Start of Entries

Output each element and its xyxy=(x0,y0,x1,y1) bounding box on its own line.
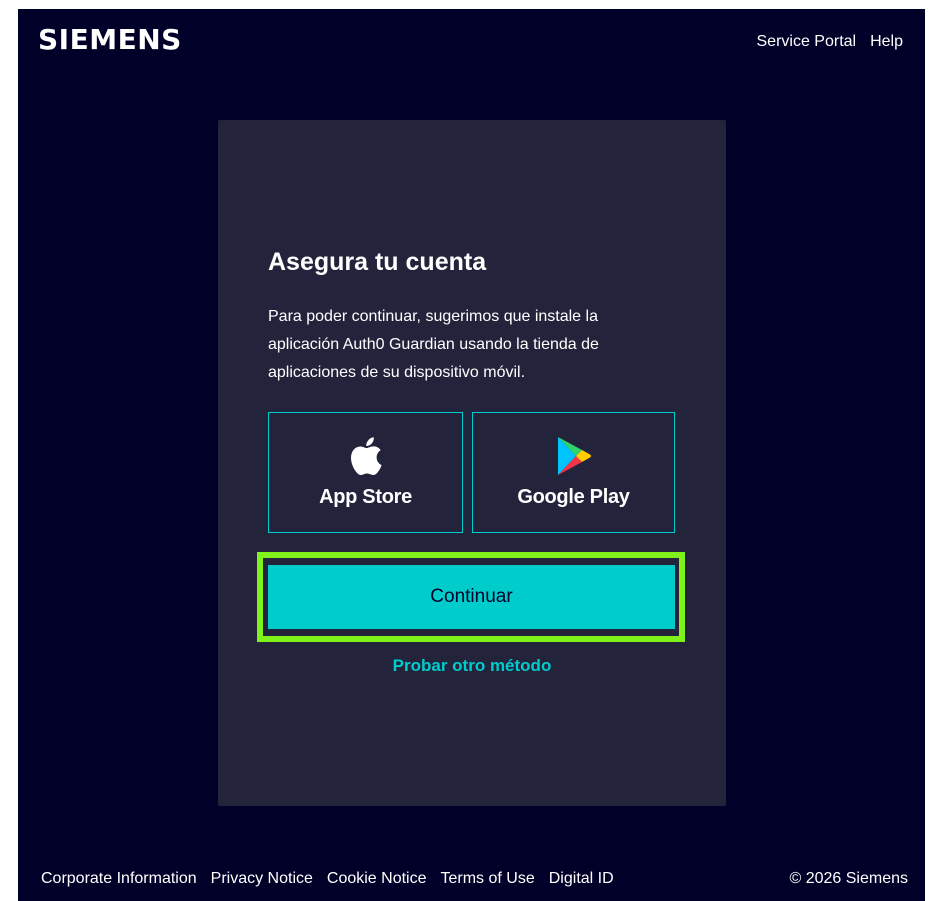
footer-link-cookie-notice[interactable]: Cookie Notice xyxy=(327,870,427,888)
apple-icon xyxy=(346,436,386,476)
auth-card: Asegura tu cuenta Para poder continuar, … xyxy=(218,120,726,806)
google-play-button[interactable]: Google Play xyxy=(472,412,675,533)
page-frame: SIEMENS Service Portal Help Asegura tu c… xyxy=(18,9,925,901)
footer-link-digital-id[interactable]: Digital ID xyxy=(549,870,614,888)
copyright: © 2026 Siemens xyxy=(789,870,908,887)
try-other-method-link[interactable]: Probar otro método xyxy=(218,656,726,676)
footer-nav: Corporate Information Privacy Notice Coo… xyxy=(41,870,614,888)
google-play-icon xyxy=(554,436,594,476)
siemens-logo[interactable]: SIEMENS xyxy=(38,23,182,56)
footer-link-corporate-information[interactable]: Corporate Information xyxy=(41,870,197,888)
continue-button[interactable]: Continuar xyxy=(268,565,675,629)
footer-link-privacy-notice[interactable]: Privacy Notice xyxy=(211,870,313,888)
google-play-label: Google Play xyxy=(517,486,630,508)
service-portal-link[interactable]: Service Portal xyxy=(757,33,857,51)
app-store-label: App Store xyxy=(319,486,412,508)
app-store-button[interactable]: App Store xyxy=(268,412,463,533)
card-title: Asegura tu cuenta xyxy=(268,248,487,276)
help-link[interactable]: Help xyxy=(870,33,903,51)
top-nav: Service Portal Help xyxy=(757,33,904,51)
footer-link-terms-of-use[interactable]: Terms of Use xyxy=(441,870,535,888)
card-description: Para poder continuar, sugerimos que inst… xyxy=(268,308,599,381)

End of Entries

Task instructions:
Write out every line of the records above again, swapping "Google Play" for "Play Store" wherever it occurs and leaving everything else unchanged. Omit the pictures.

Solution for this task:
Output each element and its xyxy=(x0,y0,x1,y1) bounding box on its own line.
footer-link-cookie-notice[interactable]: Cookie Notice xyxy=(327,870,427,888)
apple-icon xyxy=(346,436,386,476)
auth-card: Asegura tu cuenta Para poder continuar, … xyxy=(218,120,726,806)
google-play-button[interactable]: Play Store xyxy=(472,412,675,533)
page-frame: SIEMENS Service Portal Help Asegura tu c… xyxy=(18,9,925,901)
footer-link-digital-id[interactable]: Digital ID xyxy=(549,870,614,888)
copyright: © 2026 Siemens xyxy=(789,870,908,887)
try-other-method-link[interactable]: Probar otro método xyxy=(218,656,726,676)
footer-nav: Corporate Information Privacy Notice Coo… xyxy=(41,870,614,888)
google-play-icon xyxy=(554,436,594,476)
siemens-logo[interactable]: SIEMENS xyxy=(38,23,182,56)
footer-link-corporate-information[interactable]: Corporate Information xyxy=(41,870,197,888)
continue-button[interactable]: Continuar xyxy=(268,565,675,629)
footer-link-privacy-notice[interactable]: Privacy Notice xyxy=(211,870,313,888)
google-play-label: Play Store xyxy=(517,486,630,508)
service-portal-link[interactable]: Service Portal xyxy=(757,33,857,51)
app-store-label: App Store xyxy=(319,486,412,508)
app-store-button[interactable]: App Store xyxy=(268,412,463,533)
card-title: Asegura tu cuenta xyxy=(268,248,487,276)
help-link[interactable]: Help xyxy=(870,33,903,51)
top-nav: Service Portal Help xyxy=(757,33,904,51)
footer-link-terms-of-use[interactable]: Terms of Use xyxy=(441,870,535,888)
card-description: Para poder continuar, sugerimos que inst… xyxy=(268,308,599,381)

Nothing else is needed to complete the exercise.